[Start of DATA SECTION]
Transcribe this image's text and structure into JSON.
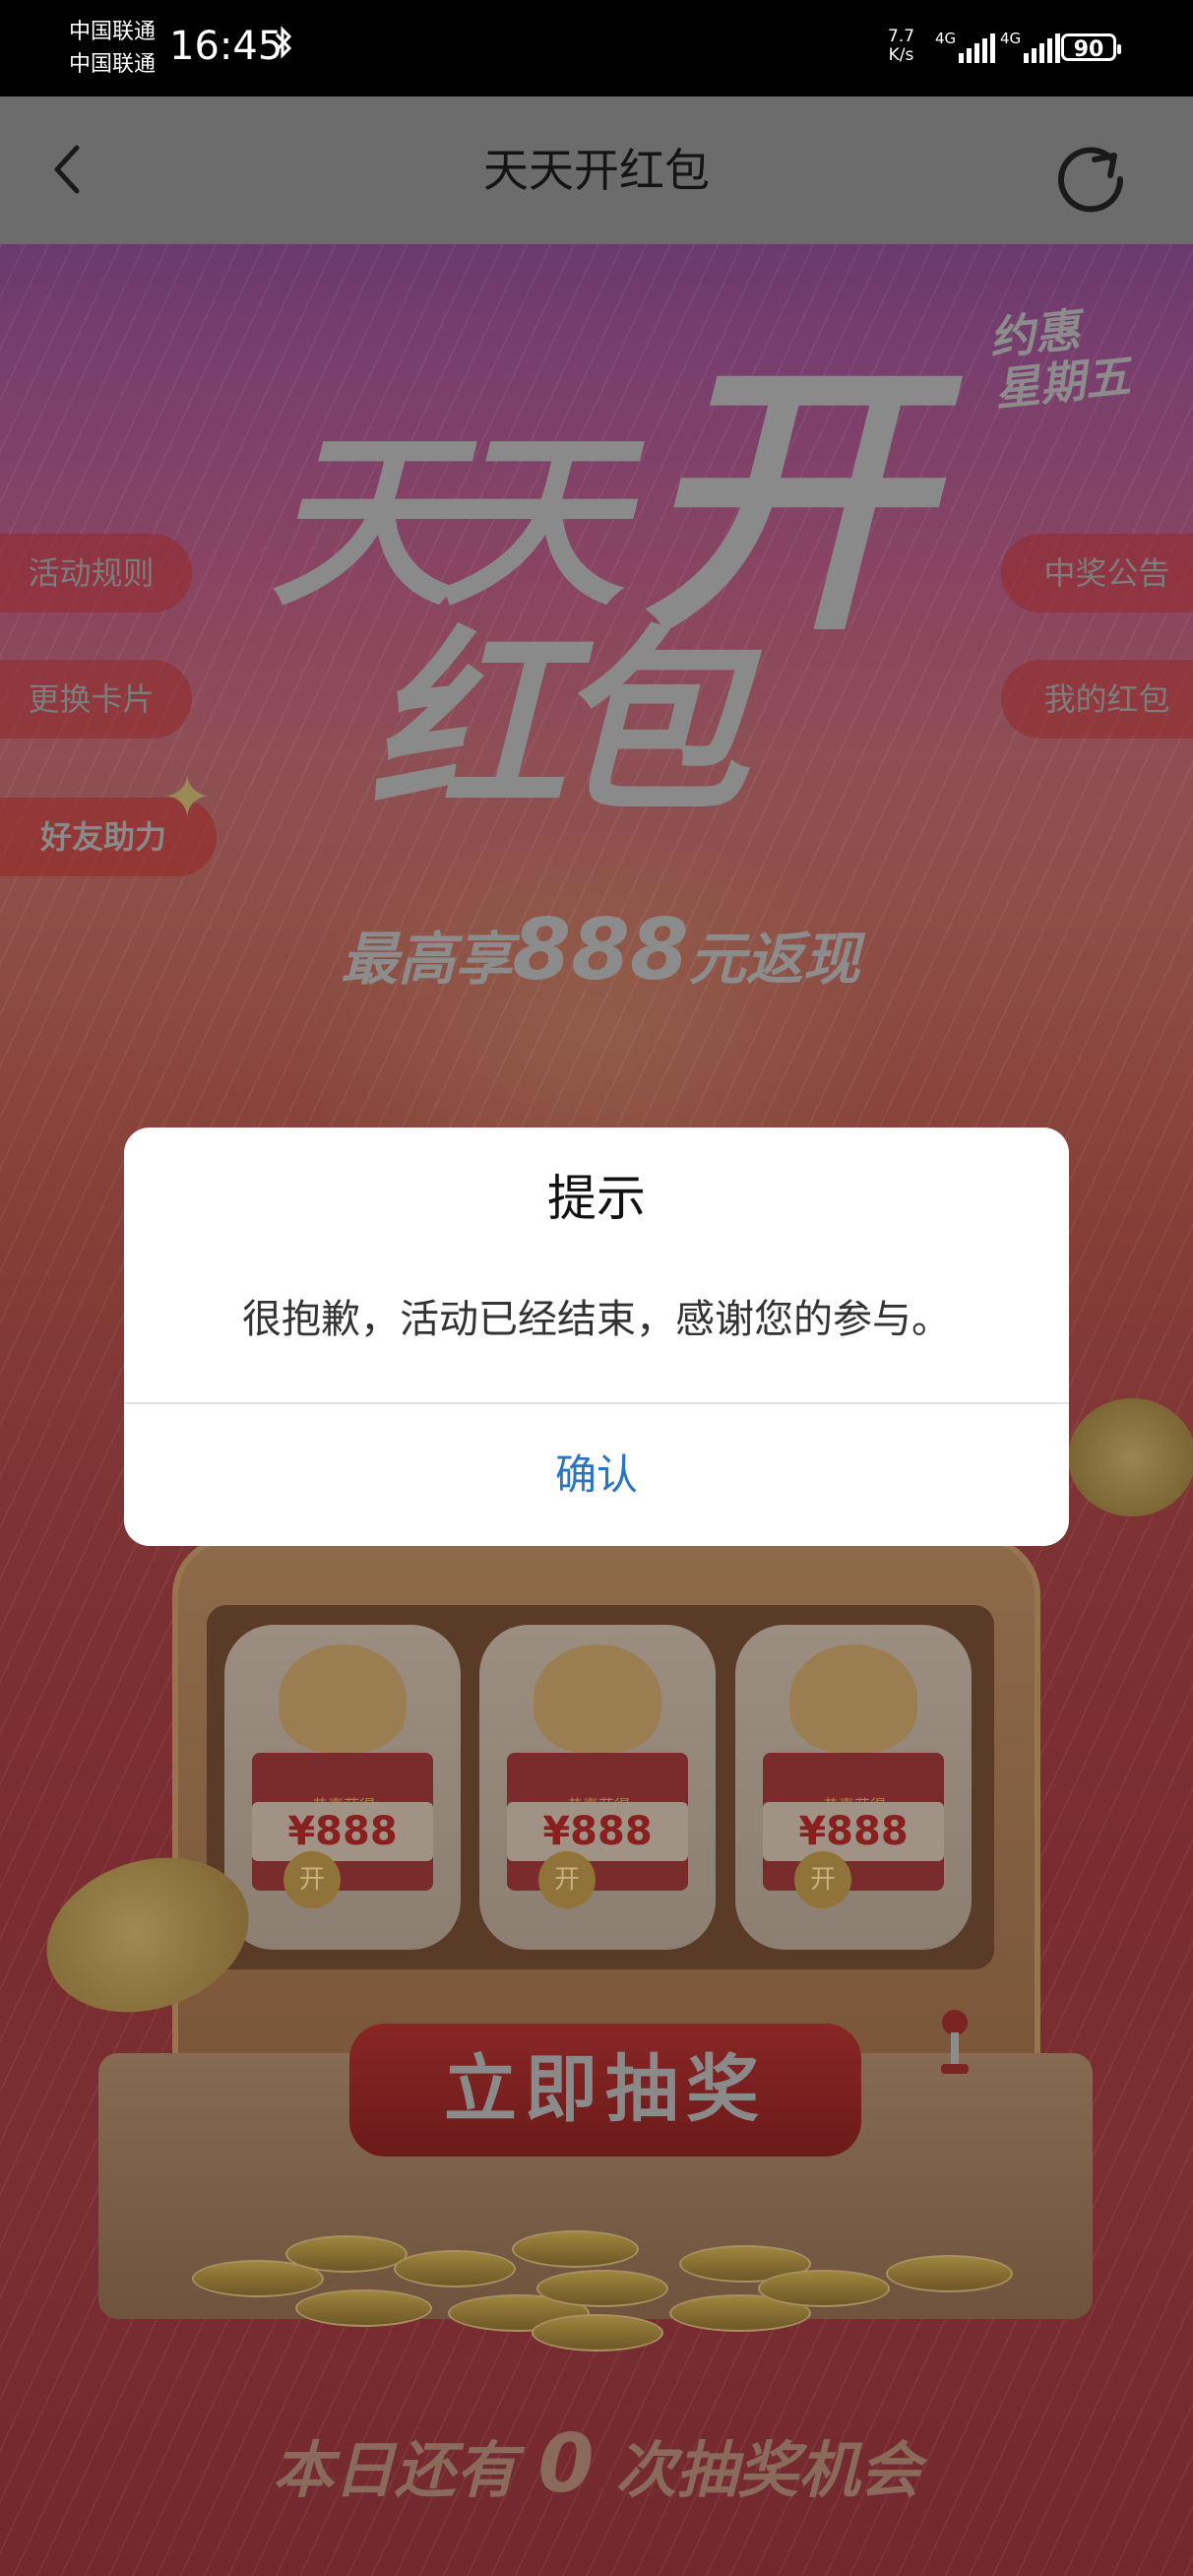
{
  "status_bar": {
    "carrier_1": "中国联通",
    "carrier_2": "中国联通",
    "time": "16:45",
    "net_speed_value": "7.7",
    "net_speed_unit": "K/s",
    "signal_1": "4G",
    "signal_2": "4G",
    "battery": "90"
  },
  "nav": {
    "title": "天天开红包"
  },
  "banner": {
    "title_line1": "天天",
    "title_open": "开",
    "title_line2": "红包",
    "subtitle_prefix": "最高享",
    "subtitle_amount": "888",
    "subtitle_suffix": "元返现",
    "stamp_line1": "约惠",
    "stamp_line2": "星期五"
  },
  "side_menu": {
    "rules": "活动规则",
    "change_card": "更换卡片",
    "friend_help": "好友助力",
    "winners": "中奖公告",
    "my_red_packets": "我的红包"
  },
  "slot_machine": {
    "reels": [
      {
        "label": "恭喜获得",
        "prize": "¥888",
        "coin": "开"
      },
      {
        "label": "恭喜获得",
        "prize": "¥888",
        "coin": "开"
      },
      {
        "label": "恭喜获得",
        "prize": "¥888",
        "coin": "开"
      }
    ],
    "draw_button": "立即抽奖",
    "chances_prefix": "本日还有",
    "chances_count": "0",
    "chances_suffix": "次抽奖机会"
  },
  "dialog": {
    "title": "提示",
    "message": "很抱歉，活动已经结束，感谢您的参与。",
    "confirm": "确认"
  }
}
[End of DATA SECTION]
# WORK INSTRUCTIONS
Copy out all of the data word for word. Do not carry over any picture.

# REPLY TO THE TASK
Transcribe this image's text and structure into JSON.
{
  "status_bar": {
    "carrier_1": "中国联通",
    "carrier_2": "中国联通",
    "time": "16:45",
    "net_speed_value": "7.7",
    "net_speed_unit": "K/s",
    "signal_1": "4G",
    "signal_2": "4G",
    "battery": "90"
  },
  "nav": {
    "title": "天天开红包"
  },
  "banner": {
    "title_line1": "天天",
    "title_open": "开",
    "title_line2": "红包",
    "subtitle_prefix": "最高享",
    "subtitle_amount": "888",
    "subtitle_suffix": "元返现",
    "stamp_line1": "约惠",
    "stamp_line2": "星期五"
  },
  "side_menu": {
    "rules": "活动规则",
    "change_card": "更换卡片",
    "friend_help": "好友助力",
    "winners": "中奖公告",
    "my_red_packets": "我的红包"
  },
  "slot_machine": {
    "reels": [
      {
        "label": "恭喜获得",
        "prize": "¥888",
        "coin": "开"
      },
      {
        "label": "恭喜获得",
        "prize": "¥888",
        "coin": "开"
      },
      {
        "label": "恭喜获得",
        "prize": "¥888",
        "coin": "开"
      }
    ],
    "draw_button": "立即抽奖",
    "chances_prefix": "本日还有",
    "chances_count": "0",
    "chances_suffix": "次抽奖机会"
  },
  "dialog": {
    "title": "提示",
    "message": "很抱歉，活动已经结束，感谢您的参与。",
    "confirm": "确认"
  }
}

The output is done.